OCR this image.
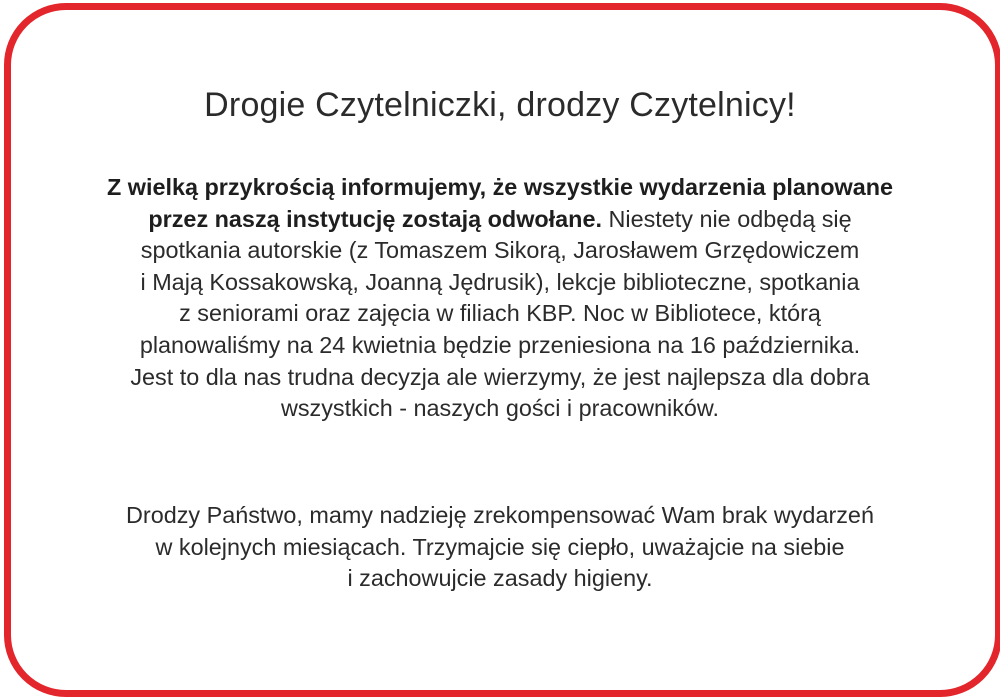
Drogie Czytelniczki, drodzy Czytelnicy!
Z wielką przykrością informujemy, że wszystkie wydarzenia planowane
przez naszą instytucję zostają odwołane. Niestety nie odbędą się
spotkania autorskie (z Tomaszem Sikorą, Jarosławem Grzędowiczem
i Mają Kossakowską, Joanną Jędrusik), lekcje biblioteczne, spotkania
z seniorami oraz zajęcia w filiach KBP. Noc w Bibliotece, którą
planowaliśmy na 24 kwietnia będzie przeniesiona na 16 października.
Jest to dla nas trudna decyzja ale wierzymy, że jest najlepsza dla dobra
wszystkich - naszych gości i pracowników.
Drodzy Państwo, mamy nadzieję zrekompensować Wam brak wydarzeń
w kolejnych miesiącach. Trzymajcie się ciepło, uważajcie na siebie
i zachowujcie zasady higieny.
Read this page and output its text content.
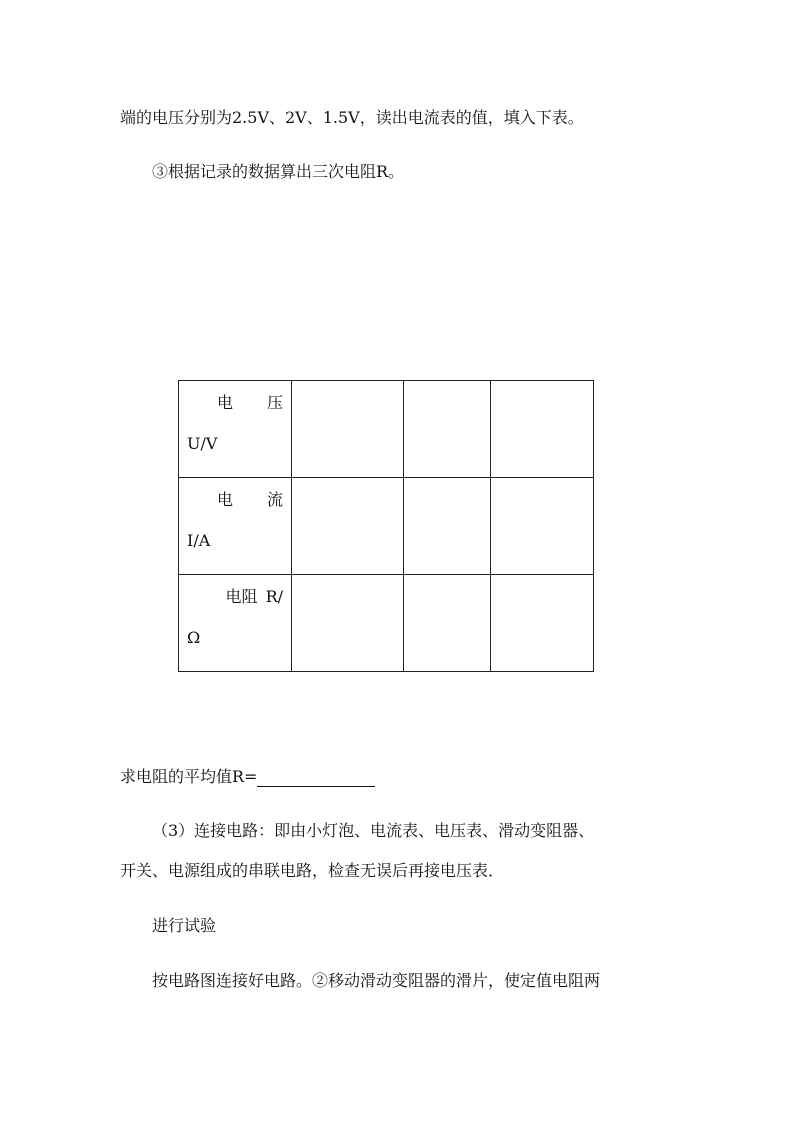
端的电压分别为2.5V、2V、1.5V，读出电流表的值，填入下表。
③根据记录的数据算出三次电阻R。
电 压
U/V			

电 流
I/A			

电阻 R/
Ω			

求电阻的平均值R=
（3）连接电路：即由小灯泡、电流表、电压表、滑动变阻器、
开关、电源组成的串联电路，检查无误后再接电压表．
进行试验
按电路图连接好电路。②移动滑动变阻器的滑片，使定值电阻两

──────────

- [GIVEN PROBLEM]
State the number of lines that contain the string "spotkania", with no other words.

- [COMPLETE OUTPUT]
2